[START OF Exercise data]
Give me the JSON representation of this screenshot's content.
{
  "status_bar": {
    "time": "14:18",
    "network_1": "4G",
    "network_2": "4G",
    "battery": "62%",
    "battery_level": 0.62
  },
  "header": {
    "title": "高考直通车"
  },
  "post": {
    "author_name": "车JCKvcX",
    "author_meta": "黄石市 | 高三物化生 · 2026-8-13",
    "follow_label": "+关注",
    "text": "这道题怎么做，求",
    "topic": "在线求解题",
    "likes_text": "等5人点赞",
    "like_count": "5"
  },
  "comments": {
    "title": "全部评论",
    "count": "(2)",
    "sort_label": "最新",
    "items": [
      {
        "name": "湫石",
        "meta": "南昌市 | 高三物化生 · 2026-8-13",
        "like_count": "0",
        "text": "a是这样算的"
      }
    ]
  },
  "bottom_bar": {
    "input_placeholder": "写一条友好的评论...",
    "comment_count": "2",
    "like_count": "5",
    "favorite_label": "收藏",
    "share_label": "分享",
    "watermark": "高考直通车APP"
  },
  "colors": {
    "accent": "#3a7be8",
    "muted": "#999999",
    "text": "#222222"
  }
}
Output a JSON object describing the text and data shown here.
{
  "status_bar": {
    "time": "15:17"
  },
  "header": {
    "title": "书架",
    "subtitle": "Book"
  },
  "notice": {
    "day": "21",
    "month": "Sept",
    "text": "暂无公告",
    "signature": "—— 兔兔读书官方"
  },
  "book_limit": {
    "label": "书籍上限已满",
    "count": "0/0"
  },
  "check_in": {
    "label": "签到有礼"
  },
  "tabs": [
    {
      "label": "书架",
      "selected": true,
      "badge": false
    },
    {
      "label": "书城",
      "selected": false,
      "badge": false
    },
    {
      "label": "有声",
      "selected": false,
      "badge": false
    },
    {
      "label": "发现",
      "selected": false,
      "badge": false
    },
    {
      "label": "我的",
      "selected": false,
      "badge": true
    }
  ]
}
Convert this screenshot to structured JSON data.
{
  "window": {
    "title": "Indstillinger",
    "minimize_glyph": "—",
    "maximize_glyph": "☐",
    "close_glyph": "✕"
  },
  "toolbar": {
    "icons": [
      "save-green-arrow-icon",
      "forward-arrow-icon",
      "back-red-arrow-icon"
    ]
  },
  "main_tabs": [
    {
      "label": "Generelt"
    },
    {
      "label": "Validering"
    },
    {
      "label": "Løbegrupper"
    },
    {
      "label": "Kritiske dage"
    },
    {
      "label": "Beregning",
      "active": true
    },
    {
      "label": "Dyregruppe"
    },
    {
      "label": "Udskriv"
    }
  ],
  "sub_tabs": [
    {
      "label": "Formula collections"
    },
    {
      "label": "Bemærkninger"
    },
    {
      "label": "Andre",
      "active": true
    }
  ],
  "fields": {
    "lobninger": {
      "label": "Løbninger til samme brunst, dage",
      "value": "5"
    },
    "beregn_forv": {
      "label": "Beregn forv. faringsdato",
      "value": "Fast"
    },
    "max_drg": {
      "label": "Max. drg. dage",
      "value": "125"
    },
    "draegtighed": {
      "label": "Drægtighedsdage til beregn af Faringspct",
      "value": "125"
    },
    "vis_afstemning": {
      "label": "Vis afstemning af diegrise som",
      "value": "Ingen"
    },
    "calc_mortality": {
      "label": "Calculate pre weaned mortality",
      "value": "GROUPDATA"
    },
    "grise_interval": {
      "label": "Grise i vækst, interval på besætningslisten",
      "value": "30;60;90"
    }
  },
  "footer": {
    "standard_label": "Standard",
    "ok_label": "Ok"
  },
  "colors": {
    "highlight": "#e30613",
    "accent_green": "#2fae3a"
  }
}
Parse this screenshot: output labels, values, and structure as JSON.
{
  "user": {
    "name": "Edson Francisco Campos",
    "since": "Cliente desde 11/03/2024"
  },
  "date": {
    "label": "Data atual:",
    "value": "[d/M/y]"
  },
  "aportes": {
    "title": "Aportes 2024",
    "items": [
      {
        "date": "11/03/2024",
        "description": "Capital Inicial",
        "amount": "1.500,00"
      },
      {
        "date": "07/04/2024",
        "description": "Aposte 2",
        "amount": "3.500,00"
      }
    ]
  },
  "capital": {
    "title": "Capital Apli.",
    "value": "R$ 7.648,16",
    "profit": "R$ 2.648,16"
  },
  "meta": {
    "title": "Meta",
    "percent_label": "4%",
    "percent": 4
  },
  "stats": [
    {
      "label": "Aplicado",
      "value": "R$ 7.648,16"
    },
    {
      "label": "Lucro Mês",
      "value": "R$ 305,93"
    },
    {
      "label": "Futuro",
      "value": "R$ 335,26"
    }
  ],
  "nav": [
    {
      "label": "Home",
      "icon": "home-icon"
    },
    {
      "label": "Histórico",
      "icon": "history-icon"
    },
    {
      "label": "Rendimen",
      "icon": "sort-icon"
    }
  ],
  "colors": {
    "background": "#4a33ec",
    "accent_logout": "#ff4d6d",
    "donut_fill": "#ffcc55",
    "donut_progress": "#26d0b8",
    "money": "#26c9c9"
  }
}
[END OF Exercise data]
▶ _What is being asked_:
Find each line holding the word "高三物化生" and copy it.

▶ _Exercise output_:
    "author_meta": "黄石市 | 高三物化生 · 2026-8-13",
        "meta": "南昌市 | 高三物化生 · 2026-8-13",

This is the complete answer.